-- START OF EXERCISE INPUT --

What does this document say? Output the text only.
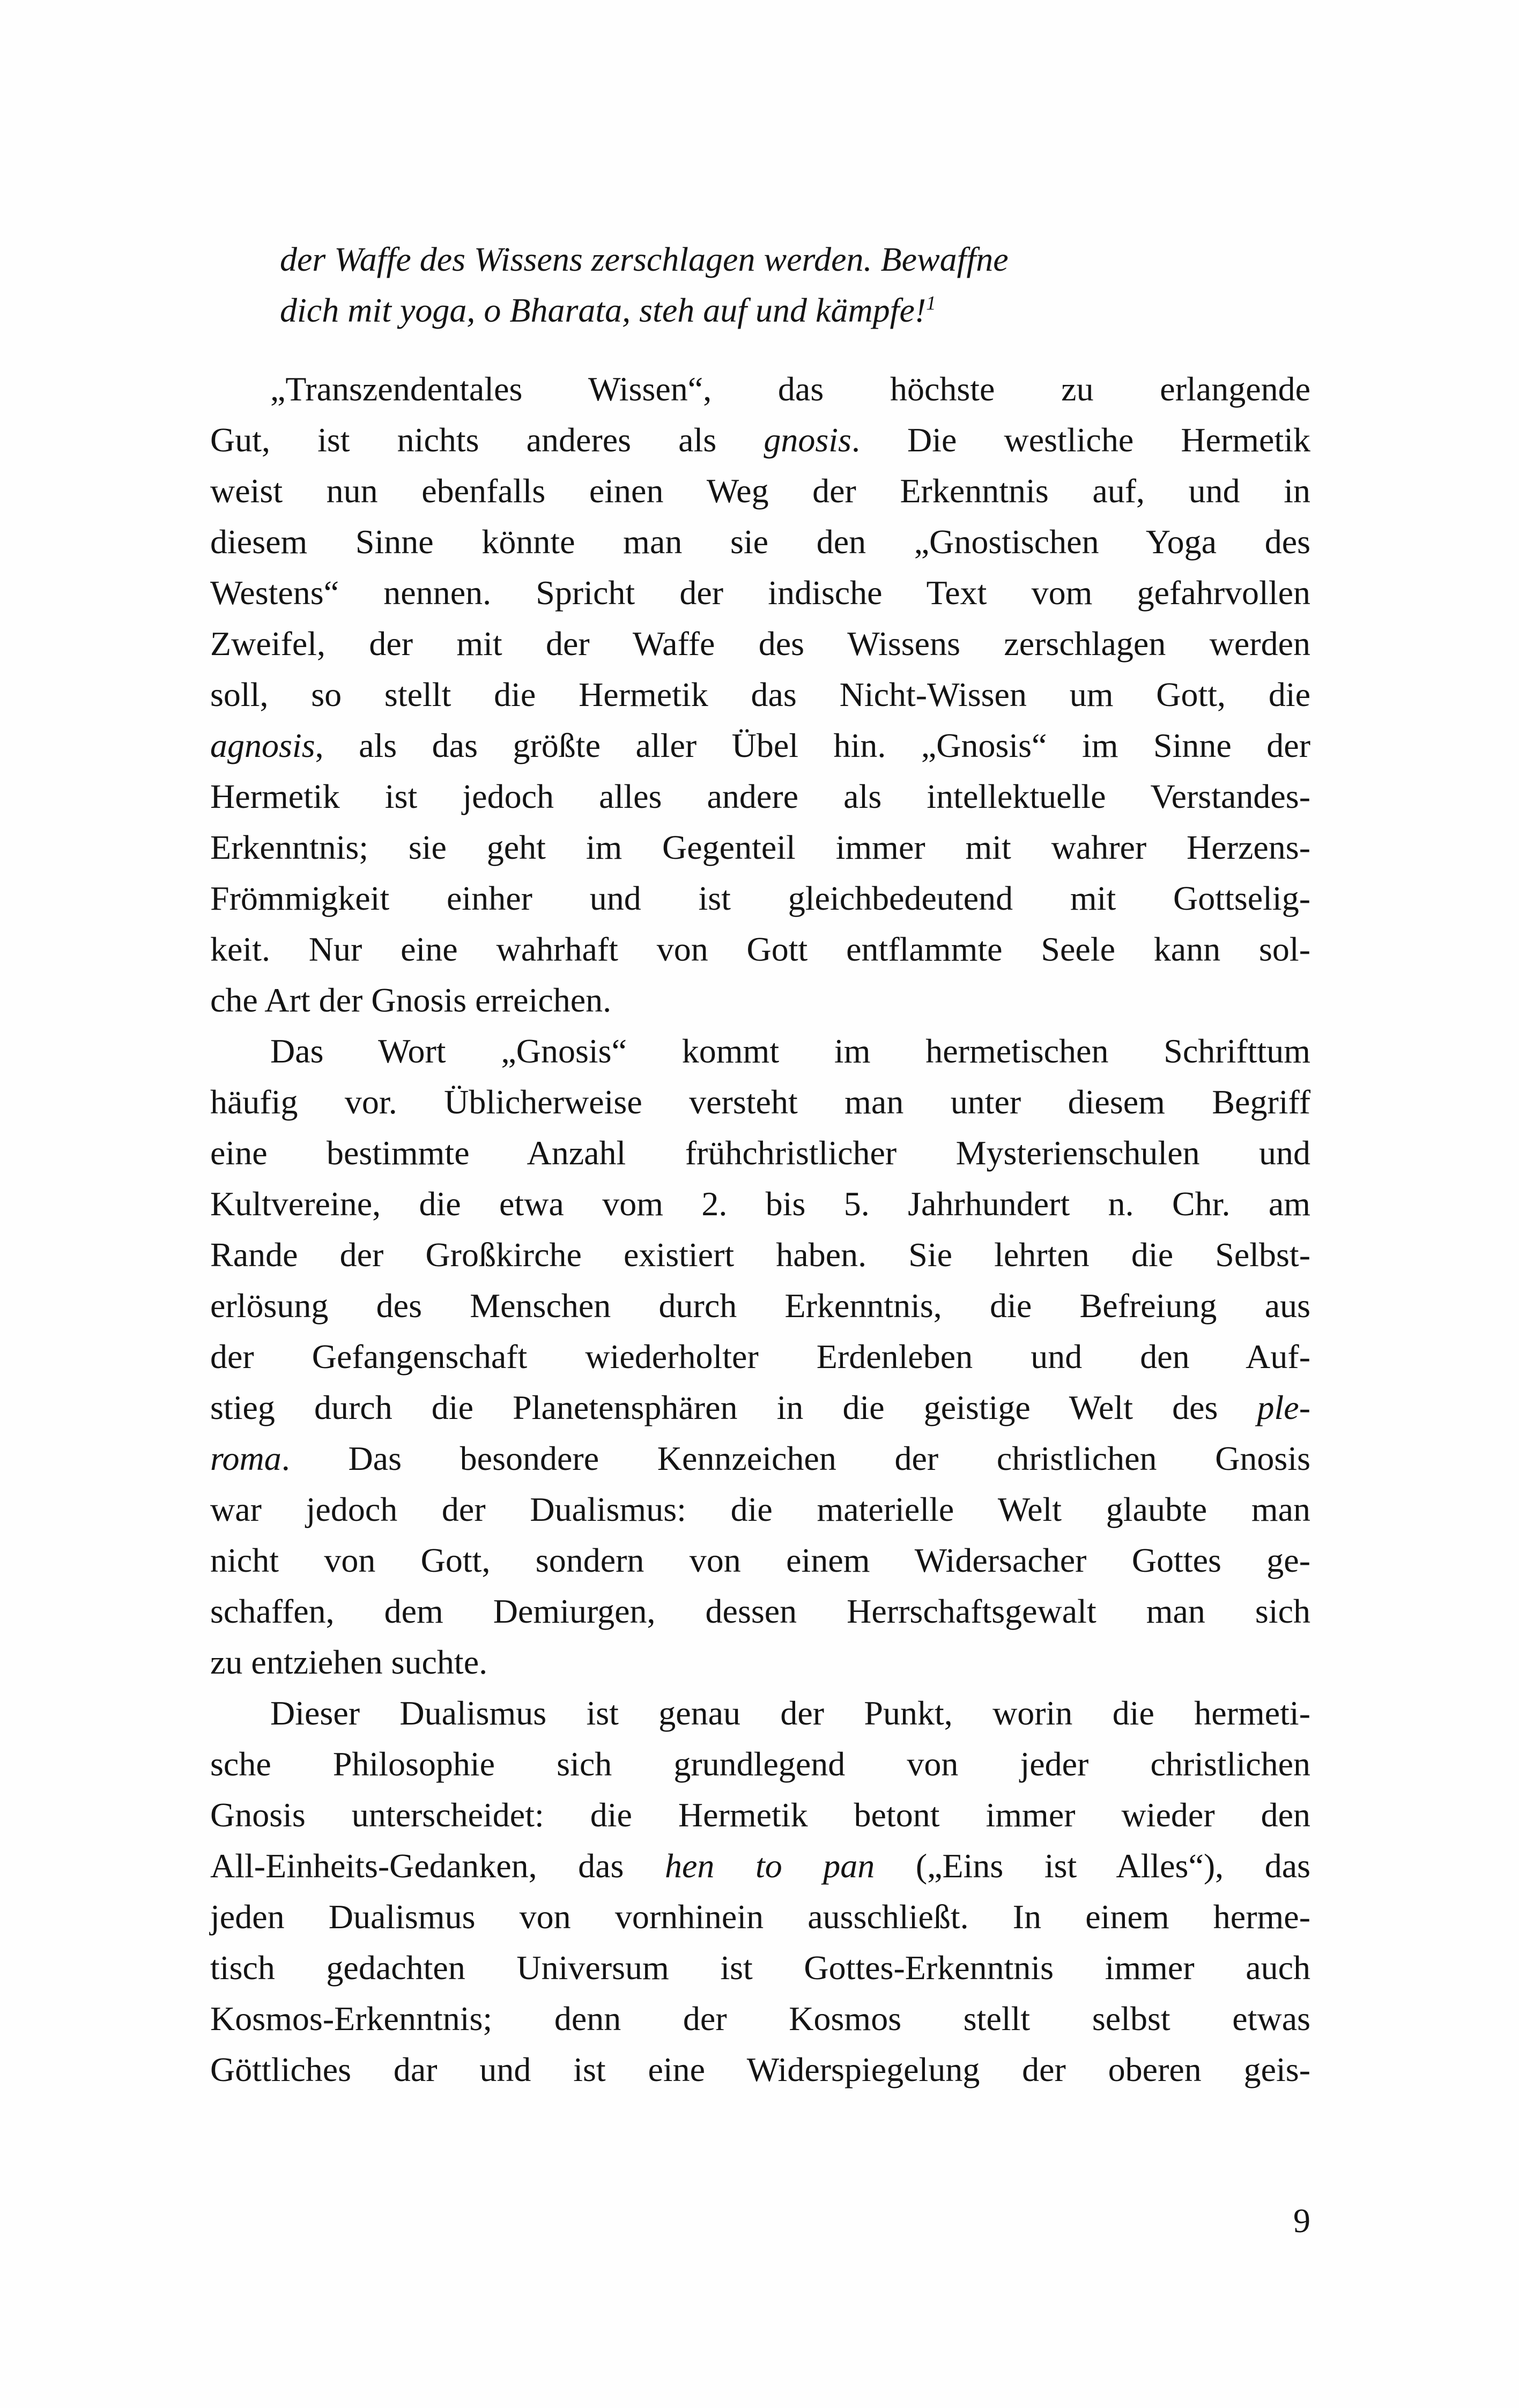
der Waffe des Wissens zerschlagen werden. Bewaffne
dich mit yoga, o Bharata, steh auf und kämpfe!$^1$
„Transzendentales Wissen“, das höchste zu erlangende
Gut, ist nichts anderes als gnosis. Die westliche Hermetik
weist nun ebenfalls einen Weg der Erkenntnis auf, und in
diesem Sinne könnte man sie den „Gnostischen Yoga des
Westens“ nennen. Spricht der indische Text vom gefahrvollen
Zweifel, der mit der Waffe des Wissens zerschlagen werden
soll, so stellt die Hermetik das Nicht-Wissen um Gott, die
agnosis, als das größte aller Übel hin. „Gnosis“ im Sinne der
Hermetik ist jedoch alles andere als intellektuelle Verstandes-
Erkenntnis; sie geht im Gegenteil immer mit wahrer Herzens-
Frömmigkeit einher und ist gleichbedeutend mit Gottselig-
keit. Nur eine wahrhaft von Gott entflammte Seele kann sol-
che Art der Gnosis erreichen.
Das Wort „Gnosis“ kommt im hermetischen Schrifttum
häufig vor. Üblicherweise versteht man unter diesem Begriff
eine bestimmte Anzahl frühchristlicher Mysterienschulen und
Kultvereine, die etwa vom 2. bis 5. Jahrhundert n. Chr. am
Rande der Großkirche existiert haben. Sie lehrten die Selbst-
erlösung des Menschen durch Erkenntnis, die Befreiung aus
der Gefangenschaft wiederholter Erdenleben und den Auf-
stieg durch die Planetensphären in die geistige Welt des ple-
roma. Das besondere Kennzeichen der christlichen Gnosis
war jedoch der Dualismus: die materielle Welt glaubte man
nicht von Gott, sondern von einem Widersacher Gottes ge-
schaffen, dem Demiurgen, dessen Herrschaftsgewalt man sich
zu entziehen suchte.
Dieser Dualismus ist genau der Punkt, worin die hermeti-
sche Philosophie sich grundlegend von jeder christlichen
Gnosis unterscheidet: die Hermetik betont immer wieder den
All-Einheits-Gedanken, das hen to pan („Eins ist Alles“), das
jeden Dualismus von vornhinein ausschließt. In einem herme-
tisch gedachten Universum ist Gottes-Erkenntnis immer auch
Kosmos-Erkenntnis; denn der Kosmos stellt selbst etwas
Göttliches dar und ist eine Widerspiegelung der oberen geis-
9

-- END OF EXERCISE INPUT --

▸ SHORT TASK
Return all the entries word for word, but omit any pictures they contain.

▸ COMPLETE OUTPUT
What does this document say? Output the text only.
der Waffe des Wissens zerschlagen werden. Bewaffne
dich mit yoga, o Bharata, steh auf und kämpfe!$^1$
„Transzendentales Wissen“, das höchste zu erlangende
Gut, ist nichts anderes als gnosis. Die westliche Hermetik
weist nun ebenfalls einen Weg der Erkenntnis auf, und in
diesem Sinne könnte man sie den „Gnostischen Yoga des
Westens“ nennen. Spricht der indische Text vom gefahrvollen
Zweifel, der mit der Waffe des Wissens zerschlagen werden
soll, so stellt die Hermetik das Nicht-Wissen um Gott, die
agnosis, als das größte aller Übel hin. „Gnosis“ im Sinne der
Hermetik ist jedoch alles andere als intellektuelle Verstandes-
Erkenntnis; sie geht im Gegenteil immer mit wahrer Herzens-
Frömmigkeit einher und ist gleichbedeutend mit Gottselig-
keit. Nur eine wahrhaft von Gott entflammte Seele kann sol-
che Art der Gnosis erreichen.
Das Wort „Gnosis“ kommt im hermetischen Schrifttum
häufig vor. Üblicherweise versteht man unter diesem Begriff
eine bestimmte Anzahl frühchristlicher Mysterienschulen und
Kultvereine, die etwa vom 2. bis 5. Jahrhundert n. Chr. am
Rande der Großkirche existiert haben. Sie lehrten die Selbst-
erlösung des Menschen durch Erkenntnis, die Befreiung aus
der Gefangenschaft wiederholter Erdenleben und den Auf-
stieg durch die Planetensphären in die geistige Welt des ple-
roma. Das besondere Kennzeichen der christlichen Gnosis
war jedoch der Dualismus: die materielle Welt glaubte man
nicht von Gott, sondern von einem Widersacher Gottes ge-
schaffen, dem Demiurgen, dessen Herrschaftsgewalt man sich
zu entziehen suchte.
Dieser Dualismus ist genau der Punkt, worin die hermeti-
sche Philosophie sich grundlegend von jeder christlichen
Gnosis unterscheidet: die Hermetik betont immer wieder den
All-Einheits-Gedanken, das hen to pan („Eins ist Alles“), das
jeden Dualismus von vornhinein ausschließt. In einem herme-
tisch gedachten Universum ist Gottes-Erkenntnis immer auch
Kosmos-Erkenntnis; denn der Kosmos stellt selbst etwas
Göttliches dar und ist eine Widerspiegelung der oberen geis-
9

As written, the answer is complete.